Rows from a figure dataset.
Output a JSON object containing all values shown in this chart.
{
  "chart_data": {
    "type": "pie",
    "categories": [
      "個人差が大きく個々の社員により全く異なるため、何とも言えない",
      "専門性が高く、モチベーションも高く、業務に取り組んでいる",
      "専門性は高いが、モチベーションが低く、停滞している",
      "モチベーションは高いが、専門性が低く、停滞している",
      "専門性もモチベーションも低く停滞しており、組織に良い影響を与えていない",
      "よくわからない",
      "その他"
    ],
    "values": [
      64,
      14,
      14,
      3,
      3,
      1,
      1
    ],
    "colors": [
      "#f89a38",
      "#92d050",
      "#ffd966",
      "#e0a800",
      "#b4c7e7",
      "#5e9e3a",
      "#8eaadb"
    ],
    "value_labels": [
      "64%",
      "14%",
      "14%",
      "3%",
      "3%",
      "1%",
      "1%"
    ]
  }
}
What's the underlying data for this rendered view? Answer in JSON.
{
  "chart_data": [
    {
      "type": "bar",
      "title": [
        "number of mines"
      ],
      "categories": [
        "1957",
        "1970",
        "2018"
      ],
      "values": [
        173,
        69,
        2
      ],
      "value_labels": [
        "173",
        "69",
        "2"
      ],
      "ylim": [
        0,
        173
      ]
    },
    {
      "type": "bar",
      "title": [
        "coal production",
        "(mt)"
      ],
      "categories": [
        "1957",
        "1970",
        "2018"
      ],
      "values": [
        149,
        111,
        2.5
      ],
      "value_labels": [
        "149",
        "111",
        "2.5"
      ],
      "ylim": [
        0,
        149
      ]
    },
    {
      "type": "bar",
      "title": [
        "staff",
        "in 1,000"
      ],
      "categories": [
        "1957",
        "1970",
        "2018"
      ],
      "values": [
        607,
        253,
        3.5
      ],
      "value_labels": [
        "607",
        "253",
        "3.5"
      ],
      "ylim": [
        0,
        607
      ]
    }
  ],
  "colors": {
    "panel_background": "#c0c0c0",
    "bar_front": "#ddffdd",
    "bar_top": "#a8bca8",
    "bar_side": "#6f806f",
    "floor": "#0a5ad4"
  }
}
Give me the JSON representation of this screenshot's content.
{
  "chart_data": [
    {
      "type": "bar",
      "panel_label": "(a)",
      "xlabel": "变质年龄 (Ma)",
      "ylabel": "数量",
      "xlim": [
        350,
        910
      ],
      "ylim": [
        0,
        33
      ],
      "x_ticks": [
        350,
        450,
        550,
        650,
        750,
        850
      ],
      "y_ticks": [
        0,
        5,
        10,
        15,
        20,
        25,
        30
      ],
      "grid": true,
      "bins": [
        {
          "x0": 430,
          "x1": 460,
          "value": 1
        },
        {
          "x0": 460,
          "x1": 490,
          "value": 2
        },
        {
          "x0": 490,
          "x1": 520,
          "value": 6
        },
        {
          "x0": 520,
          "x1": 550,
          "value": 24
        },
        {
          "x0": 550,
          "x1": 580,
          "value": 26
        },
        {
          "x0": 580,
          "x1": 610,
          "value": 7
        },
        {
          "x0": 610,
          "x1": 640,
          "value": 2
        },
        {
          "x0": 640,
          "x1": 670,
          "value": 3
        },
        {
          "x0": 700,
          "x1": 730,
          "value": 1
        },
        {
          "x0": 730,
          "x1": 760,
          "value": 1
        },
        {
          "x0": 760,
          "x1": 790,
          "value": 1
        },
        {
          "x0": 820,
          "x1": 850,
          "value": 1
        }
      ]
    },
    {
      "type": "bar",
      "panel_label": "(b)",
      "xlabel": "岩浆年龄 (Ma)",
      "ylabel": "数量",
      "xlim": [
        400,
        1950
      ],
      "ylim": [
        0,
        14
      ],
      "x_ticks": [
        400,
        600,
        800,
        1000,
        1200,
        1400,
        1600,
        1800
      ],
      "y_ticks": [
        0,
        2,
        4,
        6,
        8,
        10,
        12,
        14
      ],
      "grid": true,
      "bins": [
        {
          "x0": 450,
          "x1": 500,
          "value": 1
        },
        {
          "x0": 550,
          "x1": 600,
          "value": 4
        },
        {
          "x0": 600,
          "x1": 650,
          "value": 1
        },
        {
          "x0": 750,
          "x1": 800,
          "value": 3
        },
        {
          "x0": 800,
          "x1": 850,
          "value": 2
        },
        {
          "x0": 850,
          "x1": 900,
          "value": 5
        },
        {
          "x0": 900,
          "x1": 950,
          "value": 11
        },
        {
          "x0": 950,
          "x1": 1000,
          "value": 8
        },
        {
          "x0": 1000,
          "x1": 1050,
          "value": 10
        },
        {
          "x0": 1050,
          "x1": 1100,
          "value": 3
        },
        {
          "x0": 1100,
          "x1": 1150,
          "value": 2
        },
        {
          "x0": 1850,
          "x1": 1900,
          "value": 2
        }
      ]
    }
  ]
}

Directions.
Please output the complete data exactly.

Worked solution.
Output a JSON object containing all values shown in this chart.
{
  "chart_data": {
    "type": "pie",
    "categories": [
      "個人差が大きく個々の社員により全く異なるため、何とも言えない",
      "専門性が高く、モチベーションも高く、業務に取り組んでいる",
      "専門性は高いが、モチベーションが低く、停滞している",
      "モチベーションは高いが、専門性が低く、停滞している",
      "専門性もモチベーションも低く停滞しており、組織に良い影響を与えていない",
      "よくわからない",
      "その他"
    ],
    "values": [
      64,
      14,
      14,
      3,
      3,
      1,
      1
    ],
    "colors": [
      "#f89a38",
      "#92d050",
      "#ffd966",
      "#e0a800",
      "#b4c7e7",
      "#5e9e3a",
      "#8eaadb"
    ],
    "value_labels": [
      "64%",
      "14%",
      "14%",
      "3%",
      "3%",
      "1%",
      "1%"
    ]
  }
}
What's the underlying data for this rendered view? Answer in JSON.
{
  "chart_data": [
    {
      "type": "bar",
      "title": [
        "number of mines"
      ],
      "categories": [
        "1957",
        "1970",
        "2018"
      ],
      "values": [
        173,
        69,
        2
      ],
      "value_labels": [
        "173",
        "69",
        "2"
      ],
      "ylim": [
        0,
        173
      ]
    },
    {
      "type": "bar",
      "title": [
        "coal production",
        "(mt)"
      ],
      "categories": [
        "1957",
        "1970",
        "2018"
      ],
      "values": [
        149,
        111,
        2.5
      ],
      "value_labels": [
        "149",
        "111",
        "2.5"
      ],
      "ylim": [
        0,
        149
      ]
    },
    {
      "type": "bar",
      "title": [
        "staff",
        "in 1,000"
      ],
      "categories": [
        "1957",
        "1970",
        "2018"
      ],
      "values": [
        607,
        253,
        3.5
      ],
      "value_labels": [
        "607",
        "253",
        "3.5"
      ],
      "ylim": [
        0,
        607
      ]
    }
  ],
  "colors": {
    "panel_background": "#c0c0c0",
    "bar_front": "#ddffdd",
    "bar_top": "#a8bca8",
    "bar_side": "#6f806f",
    "floor": "#0a5ad4"
  }
}
Give me the JSON representation of this screenshot's content.
{
  "chart_data": [
    {
      "type": "bar",
      "panel_label": "(a)",
      "xlabel": "变质年龄 (Ma)",
      "ylabel": "数量",
      "xlim": [
        350,
        910
      ],
      "ylim": [
        0,
        33
      ],
      "x_ticks": [
        350,
        450,
        550,
        650,
        750,
        850
      ],
      "y_ticks": [
        0,
        5,
        10,
        15,
        20,
        25,
        30
      ],
      "grid": true,
      "bins": [
        {
          "x0": 430,
          "x1": 460,
          "value": 1
        },
        {
          "x0": 460,
          "x1": 490,
          "value": 2
        },
        {
          "x0": 490,
          "x1": 520,
          "value": 6
        },
        {
          "x0": 520,
          "x1": 550,
          "value": 24
        },
        {
          "x0": 550,
          "x1": 580,
          "value": 26
        },
        {
          "x0": 580,
          "x1": 610,
          "value": 7
        },
        {
          "x0": 610,
          "x1": 640,
          "value": 2
        },
        {
          "x0": 640,
          "x1": 670,
          "value": 3
        },
        {
          "x0": 700,
          "x1": 730,
          "value": 1
        },
        {
          "x0": 730,
          "x1": 760,
          "value": 1
        },
        {
          "x0": 760,
          "x1": 790,
          "value": 1
        },
        {
          "x0": 820,
          "x1": 850,
          "value": 1
        }
      ]
    },
    {
      "type": "bar",
      "panel_label": "(b)",
      "xlabel": "岩浆年龄 (Ma)",
      "ylabel": "数量",
      "xlim": [
        400,
        1950
      ],
      "ylim": [
        0,
        14
      ],
      "x_ticks": [
        400,
        600,
        800,
        1000,
        1200,
        1400,
        1600,
        1800
      ],
      "y_ticks": [
        0,
        2,
        4,
        6,
        8,
        10,
        12,
        14
      ],
      "grid": true,
      "bins": [
        {
          "x0": 450,
          "x1": 500,
          "value": 1
        },
        {
          "x0": 550,
          "x1": 600,
          "value": 4
        },
        {
          "x0": 600,
          "x1": 650,
          "value": 1
        },
        {
          "x0": 750,
          "x1": 800,
          "value": 3
        },
        {
          "x0": 800,
          "x1": 850,
          "value": 2
        },
        {
          "x0": 850,
          "x1": 900,
          "value": 5
        },
        {
          "x0": 900,
          "x1": 950,
          "value": 11
        },
        {
          "x0": 950,
          "x1": 1000,
          "value": 8
        },
        {
          "x0": 1000,
          "x1": 1050,
          "value": 10
        },
        {
          "x0": 1050,
          "x1": 1100,
          "value": 3
        },
        {
          "x0": 1100,
          "x1": 1150,
          "value": 2
        },
        {
          "x0": 1850,
          "x1": 1900,
          "value": 2
        }
      ]
    }
  ]
}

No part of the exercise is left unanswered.